Only the number is wanted: count the lines in the data with "color" in them.

* **DATA FOR THIS TASK**:
============================================================

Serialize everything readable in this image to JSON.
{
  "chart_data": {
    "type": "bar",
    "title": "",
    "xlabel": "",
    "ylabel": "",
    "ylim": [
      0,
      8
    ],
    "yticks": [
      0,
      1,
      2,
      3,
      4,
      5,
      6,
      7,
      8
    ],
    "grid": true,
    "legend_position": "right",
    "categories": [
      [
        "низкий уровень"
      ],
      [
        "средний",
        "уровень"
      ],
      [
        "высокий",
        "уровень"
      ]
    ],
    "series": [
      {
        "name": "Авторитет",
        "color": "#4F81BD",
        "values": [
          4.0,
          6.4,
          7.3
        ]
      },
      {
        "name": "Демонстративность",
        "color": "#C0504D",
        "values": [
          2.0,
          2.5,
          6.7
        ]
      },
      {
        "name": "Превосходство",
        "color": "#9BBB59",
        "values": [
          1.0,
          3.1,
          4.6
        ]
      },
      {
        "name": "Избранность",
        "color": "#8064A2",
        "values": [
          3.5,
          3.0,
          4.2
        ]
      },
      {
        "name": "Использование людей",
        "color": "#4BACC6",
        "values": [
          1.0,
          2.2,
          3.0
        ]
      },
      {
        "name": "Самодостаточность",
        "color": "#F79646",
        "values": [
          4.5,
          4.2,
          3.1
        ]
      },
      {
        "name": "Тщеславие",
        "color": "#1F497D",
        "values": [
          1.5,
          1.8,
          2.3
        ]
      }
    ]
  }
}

============================================================

* **SOLUTION TO THE EXERCISE**: 7